**THE PROBLEM**
Look through the data and write out every line with the word "take" in it.
═════ EXERCISE INPUTS ═════
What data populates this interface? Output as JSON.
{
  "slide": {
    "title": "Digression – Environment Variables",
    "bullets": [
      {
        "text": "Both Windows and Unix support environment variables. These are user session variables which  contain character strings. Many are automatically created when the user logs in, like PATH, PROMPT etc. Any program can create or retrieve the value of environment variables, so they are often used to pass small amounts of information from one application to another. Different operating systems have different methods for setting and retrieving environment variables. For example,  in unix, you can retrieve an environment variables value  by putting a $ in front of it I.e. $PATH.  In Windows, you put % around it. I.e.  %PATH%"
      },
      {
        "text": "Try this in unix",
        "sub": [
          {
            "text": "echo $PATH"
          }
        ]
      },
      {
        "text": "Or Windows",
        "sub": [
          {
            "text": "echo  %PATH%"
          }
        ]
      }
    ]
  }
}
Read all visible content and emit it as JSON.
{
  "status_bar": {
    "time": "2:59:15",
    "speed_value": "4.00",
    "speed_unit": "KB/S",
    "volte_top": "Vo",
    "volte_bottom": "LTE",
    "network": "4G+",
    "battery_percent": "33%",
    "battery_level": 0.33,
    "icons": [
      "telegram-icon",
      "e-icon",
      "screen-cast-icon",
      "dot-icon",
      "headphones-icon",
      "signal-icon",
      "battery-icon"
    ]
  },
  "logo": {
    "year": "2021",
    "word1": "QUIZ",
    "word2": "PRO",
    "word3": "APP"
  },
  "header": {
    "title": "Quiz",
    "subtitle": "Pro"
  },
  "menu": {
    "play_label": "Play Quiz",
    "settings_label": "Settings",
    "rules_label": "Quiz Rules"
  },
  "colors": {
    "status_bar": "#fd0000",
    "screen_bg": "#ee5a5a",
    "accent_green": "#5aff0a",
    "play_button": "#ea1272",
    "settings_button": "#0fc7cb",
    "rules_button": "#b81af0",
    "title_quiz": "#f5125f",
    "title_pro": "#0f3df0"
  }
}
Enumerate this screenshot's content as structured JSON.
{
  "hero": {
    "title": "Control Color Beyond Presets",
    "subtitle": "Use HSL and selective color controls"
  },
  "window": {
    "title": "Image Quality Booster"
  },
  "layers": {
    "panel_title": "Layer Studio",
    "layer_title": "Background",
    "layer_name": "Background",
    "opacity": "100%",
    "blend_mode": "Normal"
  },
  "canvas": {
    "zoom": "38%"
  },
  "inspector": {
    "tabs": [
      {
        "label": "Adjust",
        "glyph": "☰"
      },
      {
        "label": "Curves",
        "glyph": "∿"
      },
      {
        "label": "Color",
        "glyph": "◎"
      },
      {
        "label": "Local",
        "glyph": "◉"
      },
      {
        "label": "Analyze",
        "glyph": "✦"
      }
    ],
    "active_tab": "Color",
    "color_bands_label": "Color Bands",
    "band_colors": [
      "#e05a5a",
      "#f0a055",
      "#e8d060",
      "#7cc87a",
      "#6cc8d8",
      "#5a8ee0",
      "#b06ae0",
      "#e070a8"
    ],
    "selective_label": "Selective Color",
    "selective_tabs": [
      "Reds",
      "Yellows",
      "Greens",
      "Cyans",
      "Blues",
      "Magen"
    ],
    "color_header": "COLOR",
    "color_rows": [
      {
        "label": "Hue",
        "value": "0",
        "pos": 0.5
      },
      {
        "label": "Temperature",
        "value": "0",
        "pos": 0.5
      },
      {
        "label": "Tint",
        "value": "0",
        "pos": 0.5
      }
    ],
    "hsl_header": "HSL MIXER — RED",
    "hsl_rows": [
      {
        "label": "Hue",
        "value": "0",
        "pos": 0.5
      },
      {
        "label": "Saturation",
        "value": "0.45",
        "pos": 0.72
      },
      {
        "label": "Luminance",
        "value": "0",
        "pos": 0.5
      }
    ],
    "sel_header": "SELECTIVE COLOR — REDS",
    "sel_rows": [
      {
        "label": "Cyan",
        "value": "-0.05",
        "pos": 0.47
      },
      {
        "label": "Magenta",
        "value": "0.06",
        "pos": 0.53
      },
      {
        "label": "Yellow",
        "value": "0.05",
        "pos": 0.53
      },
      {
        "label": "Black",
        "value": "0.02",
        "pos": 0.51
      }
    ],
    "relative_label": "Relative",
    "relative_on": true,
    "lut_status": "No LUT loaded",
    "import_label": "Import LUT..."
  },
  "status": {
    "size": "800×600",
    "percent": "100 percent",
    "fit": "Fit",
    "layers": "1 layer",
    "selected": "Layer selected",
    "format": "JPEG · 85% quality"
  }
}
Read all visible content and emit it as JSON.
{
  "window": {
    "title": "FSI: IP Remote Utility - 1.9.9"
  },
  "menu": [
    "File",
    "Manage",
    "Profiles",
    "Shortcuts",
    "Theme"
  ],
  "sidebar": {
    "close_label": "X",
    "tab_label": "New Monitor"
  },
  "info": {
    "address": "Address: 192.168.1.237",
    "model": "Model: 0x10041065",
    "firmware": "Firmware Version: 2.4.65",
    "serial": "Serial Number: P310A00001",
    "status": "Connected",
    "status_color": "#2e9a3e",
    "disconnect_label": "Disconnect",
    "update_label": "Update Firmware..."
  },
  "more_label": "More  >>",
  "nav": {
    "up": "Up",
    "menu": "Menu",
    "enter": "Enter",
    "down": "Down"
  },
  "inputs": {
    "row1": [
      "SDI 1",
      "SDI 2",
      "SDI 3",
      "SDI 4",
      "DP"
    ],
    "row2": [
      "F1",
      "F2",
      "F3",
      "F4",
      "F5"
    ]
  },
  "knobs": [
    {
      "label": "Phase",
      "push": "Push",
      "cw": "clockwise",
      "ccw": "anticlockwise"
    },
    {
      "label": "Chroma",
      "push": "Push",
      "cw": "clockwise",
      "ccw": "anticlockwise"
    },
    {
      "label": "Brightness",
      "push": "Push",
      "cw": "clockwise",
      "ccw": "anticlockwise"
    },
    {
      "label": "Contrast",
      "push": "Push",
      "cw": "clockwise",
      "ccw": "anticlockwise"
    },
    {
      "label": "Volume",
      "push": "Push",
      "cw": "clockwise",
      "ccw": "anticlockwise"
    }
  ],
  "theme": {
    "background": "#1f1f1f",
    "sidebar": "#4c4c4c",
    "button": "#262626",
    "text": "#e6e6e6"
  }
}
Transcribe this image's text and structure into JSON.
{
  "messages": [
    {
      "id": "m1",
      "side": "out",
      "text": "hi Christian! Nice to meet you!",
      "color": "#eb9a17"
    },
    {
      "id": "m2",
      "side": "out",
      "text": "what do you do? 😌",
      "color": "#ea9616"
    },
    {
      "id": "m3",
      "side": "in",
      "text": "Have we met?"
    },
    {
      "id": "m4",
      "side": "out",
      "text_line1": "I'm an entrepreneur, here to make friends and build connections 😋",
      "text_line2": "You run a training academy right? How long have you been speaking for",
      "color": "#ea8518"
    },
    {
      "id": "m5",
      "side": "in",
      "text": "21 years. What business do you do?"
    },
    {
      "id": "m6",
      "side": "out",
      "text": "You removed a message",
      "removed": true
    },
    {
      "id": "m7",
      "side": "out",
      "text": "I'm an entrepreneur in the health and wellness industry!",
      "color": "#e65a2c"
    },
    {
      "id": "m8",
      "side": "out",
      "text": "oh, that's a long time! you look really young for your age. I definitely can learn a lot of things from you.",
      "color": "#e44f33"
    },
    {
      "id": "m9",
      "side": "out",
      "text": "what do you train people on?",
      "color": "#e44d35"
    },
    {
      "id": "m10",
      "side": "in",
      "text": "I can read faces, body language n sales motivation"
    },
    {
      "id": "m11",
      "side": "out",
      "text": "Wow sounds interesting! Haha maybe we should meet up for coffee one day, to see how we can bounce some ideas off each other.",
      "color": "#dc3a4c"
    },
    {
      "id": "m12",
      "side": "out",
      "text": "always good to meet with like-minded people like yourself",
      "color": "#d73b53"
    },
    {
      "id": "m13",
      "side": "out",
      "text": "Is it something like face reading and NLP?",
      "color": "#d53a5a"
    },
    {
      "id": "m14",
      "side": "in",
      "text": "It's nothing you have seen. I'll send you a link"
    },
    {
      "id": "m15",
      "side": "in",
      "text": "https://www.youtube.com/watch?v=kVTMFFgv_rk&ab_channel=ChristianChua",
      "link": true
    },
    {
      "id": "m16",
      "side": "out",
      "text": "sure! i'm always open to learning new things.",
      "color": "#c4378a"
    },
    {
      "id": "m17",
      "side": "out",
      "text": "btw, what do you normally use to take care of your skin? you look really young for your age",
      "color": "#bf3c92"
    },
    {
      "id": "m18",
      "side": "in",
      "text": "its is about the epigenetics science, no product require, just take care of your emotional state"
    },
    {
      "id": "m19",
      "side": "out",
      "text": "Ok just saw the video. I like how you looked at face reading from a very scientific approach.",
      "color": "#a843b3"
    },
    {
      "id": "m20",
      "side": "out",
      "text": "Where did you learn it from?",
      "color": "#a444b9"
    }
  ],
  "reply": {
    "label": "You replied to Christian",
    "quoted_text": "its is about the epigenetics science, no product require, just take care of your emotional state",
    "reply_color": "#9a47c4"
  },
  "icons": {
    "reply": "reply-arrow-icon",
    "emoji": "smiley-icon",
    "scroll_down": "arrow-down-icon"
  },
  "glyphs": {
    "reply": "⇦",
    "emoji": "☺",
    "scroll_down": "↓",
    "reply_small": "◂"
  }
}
═════
**ANSWER TO THE TASK**
      "text": "btw, what do you normally use to take care of your skin? you look really young for your age",
      "text": "its is about the epigenetics science, no product require, just take care of your emotional state"
    "quoted_text": "its is about the epigenetics science, no product require, just take care of your emotional state",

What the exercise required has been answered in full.